[Data records]
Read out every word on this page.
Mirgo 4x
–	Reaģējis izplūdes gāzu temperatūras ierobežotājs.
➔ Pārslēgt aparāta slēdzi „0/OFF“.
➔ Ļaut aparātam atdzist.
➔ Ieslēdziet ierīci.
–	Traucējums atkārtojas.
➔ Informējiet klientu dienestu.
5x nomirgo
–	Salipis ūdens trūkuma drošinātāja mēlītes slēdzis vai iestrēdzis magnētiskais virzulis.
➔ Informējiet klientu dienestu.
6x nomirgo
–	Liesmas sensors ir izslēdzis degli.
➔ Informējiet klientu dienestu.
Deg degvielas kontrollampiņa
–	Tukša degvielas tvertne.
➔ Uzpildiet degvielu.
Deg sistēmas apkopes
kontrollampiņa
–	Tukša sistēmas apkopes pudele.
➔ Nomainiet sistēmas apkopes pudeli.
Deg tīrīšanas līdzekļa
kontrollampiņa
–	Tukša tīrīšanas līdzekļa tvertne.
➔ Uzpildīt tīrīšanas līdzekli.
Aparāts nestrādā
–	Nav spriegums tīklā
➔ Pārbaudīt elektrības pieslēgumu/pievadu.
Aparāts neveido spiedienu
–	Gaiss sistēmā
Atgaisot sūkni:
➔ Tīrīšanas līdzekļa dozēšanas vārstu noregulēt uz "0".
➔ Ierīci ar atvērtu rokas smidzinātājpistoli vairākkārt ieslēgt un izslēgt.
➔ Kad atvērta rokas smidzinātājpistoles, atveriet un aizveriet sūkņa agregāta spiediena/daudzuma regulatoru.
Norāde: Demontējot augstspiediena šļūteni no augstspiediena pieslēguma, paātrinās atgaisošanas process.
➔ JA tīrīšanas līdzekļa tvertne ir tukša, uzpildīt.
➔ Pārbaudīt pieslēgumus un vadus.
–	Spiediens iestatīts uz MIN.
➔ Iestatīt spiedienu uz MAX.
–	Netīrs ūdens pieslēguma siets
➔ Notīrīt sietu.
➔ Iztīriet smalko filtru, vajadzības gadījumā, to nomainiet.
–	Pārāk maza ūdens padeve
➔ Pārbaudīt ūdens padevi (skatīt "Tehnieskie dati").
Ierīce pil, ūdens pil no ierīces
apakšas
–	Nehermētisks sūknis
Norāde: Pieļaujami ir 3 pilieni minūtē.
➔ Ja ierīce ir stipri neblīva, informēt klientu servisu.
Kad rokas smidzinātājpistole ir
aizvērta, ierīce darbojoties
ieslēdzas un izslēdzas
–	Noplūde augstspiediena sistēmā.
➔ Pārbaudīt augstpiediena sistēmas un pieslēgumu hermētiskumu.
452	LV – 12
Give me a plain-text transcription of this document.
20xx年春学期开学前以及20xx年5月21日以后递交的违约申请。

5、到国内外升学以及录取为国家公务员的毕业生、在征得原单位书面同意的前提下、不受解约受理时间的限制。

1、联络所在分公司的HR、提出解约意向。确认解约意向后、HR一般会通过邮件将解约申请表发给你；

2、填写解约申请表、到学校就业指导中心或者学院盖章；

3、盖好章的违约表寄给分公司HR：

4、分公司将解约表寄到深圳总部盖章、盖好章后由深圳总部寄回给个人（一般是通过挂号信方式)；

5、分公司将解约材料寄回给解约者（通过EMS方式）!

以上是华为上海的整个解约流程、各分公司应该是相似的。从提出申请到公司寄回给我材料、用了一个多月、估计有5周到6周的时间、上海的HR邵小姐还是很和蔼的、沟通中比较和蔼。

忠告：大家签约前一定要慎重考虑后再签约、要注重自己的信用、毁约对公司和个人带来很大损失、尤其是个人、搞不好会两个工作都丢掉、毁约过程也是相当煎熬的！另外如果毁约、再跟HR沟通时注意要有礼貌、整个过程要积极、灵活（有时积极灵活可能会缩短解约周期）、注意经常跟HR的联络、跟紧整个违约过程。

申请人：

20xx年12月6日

__What is required__
Restate each entry exactly, skipping none.

__Full solution__
Read out every word on this page.
Mirgo 4x
–	Reaģējis izplūdes gāzu temperatūras ierobežotājs.
➔ Pārslēgt aparāta slēdzi „0/OFF“.
➔ Ļaut aparātam atdzist.
➔ Ieslēdziet ierīci.
–	Traucējums atkārtojas.
➔ Informējiet klientu dienestu.
5x nomirgo
–	Salipis ūdens trūkuma drošinātāja mēlītes slēdzis vai iestrēdzis magnētiskais virzulis.
➔ Informējiet klientu dienestu.
6x nomirgo
–	Liesmas sensors ir izslēdzis degli.
➔ Informējiet klientu dienestu.
Deg degvielas kontrollampiņa
–	Tukša degvielas tvertne.
➔ Uzpildiet degvielu.
Deg sistēmas apkopes
kontrollampiņa
–	Tukša sistēmas apkopes pudele.
➔ Nomainiet sistēmas apkopes pudeli.
Deg tīrīšanas līdzekļa
kontrollampiņa
–	Tukša tīrīšanas līdzekļa tvertne.
➔ Uzpildīt tīrīšanas līdzekli.
Aparāts nestrādā
–	Nav spriegums tīklā
➔ Pārbaudīt elektrības pieslēgumu/pievadu.
Aparāts neveido spiedienu
–	Gaiss sistēmā
Atgaisot sūkni:
➔ Tīrīšanas līdzekļa dozēšanas vārstu noregulēt uz "0".
➔ Ierīci ar atvērtu rokas smidzinātājpistoli vairākkārt ieslēgt un izslēgt.
➔ Kad atvērta rokas smidzinātājpistoles, atveriet un aizveriet sūkņa agregāta spiediena/daudzuma regulatoru.
Norāde: Demontējot augstspiediena šļūteni no augstspiediena pieslēguma, paātrinās atgaisošanas process.
➔ JA tīrīšanas līdzekļa tvertne ir tukša, uzpildīt.
➔ Pārbaudīt pieslēgumus un vadus.
–	Spiediens iestatīts uz MIN.
➔ Iestatīt spiedienu uz MAX.
–	Netīrs ūdens pieslēguma siets
➔ Notīrīt sietu.
➔ Iztīriet smalko filtru, vajadzības gadījumā, to nomainiet.
–	Pārāk maza ūdens padeve
➔ Pārbaudīt ūdens padevi (skatīt "Tehnieskie dati").
Ierīce pil, ūdens pil no ierīces
apakšas
–	Nehermētisks sūknis
Norāde: Pieļaujami ir 3 pilieni minūtē.
➔ Ja ierīce ir stipri neblīva, informēt klientu servisu.
Kad rokas smidzinātājpistole ir
aizvērta, ierīce darbojoties
ieslēdzas un izslēdzas
–	Noplūde augstspiediena sistēmā.
➔ Pārbaudīt augstpiediena sistēmas un pieslēgumu hermētiskumu.
452	LV – 12
Give me a plain-text transcription of this document.
20xx年春学期开学前以及20xx年5月21日以后递交的违约申请。

5、到国内外升学以及录取为国家公务员的毕业生、在征得原单位书面同意的前提下、不受解约受理时间的限制。

1、联络所在分公司的HR、提出解约意向。确认解约意向后、HR一般会通过邮件将解约申请表发给你；

2、填写解约申请表、到学校就业指导中心或者学院盖章；

3、盖好章的违约表寄给分公司HR：

4、分公司将解约表寄到深圳总部盖章、盖好章后由深圳总部寄回给个人（一般是通过挂号信方式)；

5、分公司将解约材料寄回给解约者（通过EMS方式）!

以上是华为上海的整个解约流程、各分公司应该是相似的。从提出申请到公司寄回给我材料、用了一个多月、估计有5周到6周的时间、上海的HR邵小姐还是很和蔼的、沟通中比较和蔼。

忠告：大家签约前一定要慎重考虑后再签约、要注重自己的信用、毁约对公司和个人带来很大损失、尤其是个人、搞不好会两个工作都丢掉、毁约过程也是相当煎熬的！另外如果毁约、再跟HR沟通时注意要有礼貌、整个过程要积极、灵活（有时积极灵活可能会缩短解约周期）、注意经常跟HR的联络、跟紧整个违约过程。

申请人：

20xx年12月6日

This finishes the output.